■ TASK INSTRUCTIONS ■
Return the full listing exactly as it is written.

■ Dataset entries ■
>>>>>

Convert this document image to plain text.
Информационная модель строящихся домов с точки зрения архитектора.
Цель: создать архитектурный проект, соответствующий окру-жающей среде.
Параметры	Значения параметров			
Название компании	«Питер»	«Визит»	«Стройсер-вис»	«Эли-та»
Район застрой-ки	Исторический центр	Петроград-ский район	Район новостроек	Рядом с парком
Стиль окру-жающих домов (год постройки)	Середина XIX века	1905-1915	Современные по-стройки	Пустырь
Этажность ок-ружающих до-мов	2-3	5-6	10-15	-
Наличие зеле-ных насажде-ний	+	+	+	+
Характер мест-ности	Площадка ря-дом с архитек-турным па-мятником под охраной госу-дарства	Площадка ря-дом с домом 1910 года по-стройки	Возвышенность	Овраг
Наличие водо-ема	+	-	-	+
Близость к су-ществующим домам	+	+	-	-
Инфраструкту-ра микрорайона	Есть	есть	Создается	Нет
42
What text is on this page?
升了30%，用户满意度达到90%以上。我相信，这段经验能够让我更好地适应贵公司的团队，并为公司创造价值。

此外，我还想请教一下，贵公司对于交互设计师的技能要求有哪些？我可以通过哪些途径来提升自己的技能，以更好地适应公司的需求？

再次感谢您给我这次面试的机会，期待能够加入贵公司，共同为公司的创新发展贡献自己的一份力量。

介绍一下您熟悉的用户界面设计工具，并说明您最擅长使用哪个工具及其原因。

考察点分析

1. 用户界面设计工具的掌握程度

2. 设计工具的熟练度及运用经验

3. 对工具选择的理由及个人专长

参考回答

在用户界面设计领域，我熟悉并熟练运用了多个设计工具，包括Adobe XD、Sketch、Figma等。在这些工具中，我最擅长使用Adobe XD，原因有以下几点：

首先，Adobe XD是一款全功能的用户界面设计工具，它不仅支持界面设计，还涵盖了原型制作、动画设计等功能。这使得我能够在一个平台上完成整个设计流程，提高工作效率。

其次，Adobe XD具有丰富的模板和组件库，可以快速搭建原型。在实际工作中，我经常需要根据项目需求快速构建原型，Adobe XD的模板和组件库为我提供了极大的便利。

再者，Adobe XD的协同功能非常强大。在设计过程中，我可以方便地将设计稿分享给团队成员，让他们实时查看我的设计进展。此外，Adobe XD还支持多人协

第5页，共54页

<<<<<

■ FULL SOLUTION ■
Convert this document image to plain text.
Информационная модель строящихся домов с точки зрения архитектора.
Цель: создать архитектурный проект, соответствующий окру-жающей среде.
Параметры	Значения параметров			
Название компании	«Питер»	«Визит»	«Стройсер-вис»	«Эли-та»
Район застрой-ки	Исторический центр	Петроград-ский район	Район новостроек	Рядом с парком
Стиль окру-жающих домов (год постройки)	Середина XIX века	1905-1915	Современные по-стройки	Пустырь
Этажность ок-ружающих до-мов	2-3	5-6	10-15	-
Наличие зеле-ных насажде-ний	+	+	+	+
Характер мест-ности	Площадка ря-дом с архитек-турным па-мятником под охраной госу-дарства	Площадка ря-дом с домом 1910 года по-стройки	Возвышенность	Овраг
Наличие водо-ема	+	-	-	+
Близость к су-ществующим домам	+	+	-	-
Инфраструкту-ра микрорайона	Есть	есть	Создается	Нет
42
What text is on this page?
升了30%，用户满意度达到90%以上。我相信，这段经验能够让我更好地适应贵公司的团队，并为公司创造价值。

此外，我还想请教一下，贵公司对于交互设计师的技能要求有哪些？我可以通过哪些途径来提升自己的技能，以更好地适应公司的需求？

再次感谢您给我这次面试的机会，期待能够加入贵公司，共同为公司的创新发展贡献自己的一份力量。

介绍一下您熟悉的用户界面设计工具，并说明您最擅长使用哪个工具及其原因。

考察点分析

1. 用户界面设计工具的掌握程度

2. 设计工具的熟练度及运用经验

3. 对工具选择的理由及个人专长

参考回答

在用户界面设计领域，我熟悉并熟练运用了多个设计工具，包括Adobe XD、Sketch、Figma等。在这些工具中，我最擅长使用Adobe XD，原因有以下几点：

首先，Adobe XD是一款全功能的用户界面设计工具，它不仅支持界面设计，还涵盖了原型制作、动画设计等功能。这使得我能够在一个平台上完成整个设计流程，提高工作效率。

其次，Adobe XD具有丰富的模板和组件库，可以快速搭建原型。在实际工作中，我经常需要根据项目需求快速构建原型，Adobe XD的模板和组件库为我提供了极大的便利。

再者，Adobe XD的协同功能非常强大。在设计过程中，我可以方便地将设计稿分享给团队成员，让他们实时查看我的设计进展。此外，Adobe XD还支持多人协

第5页，共54页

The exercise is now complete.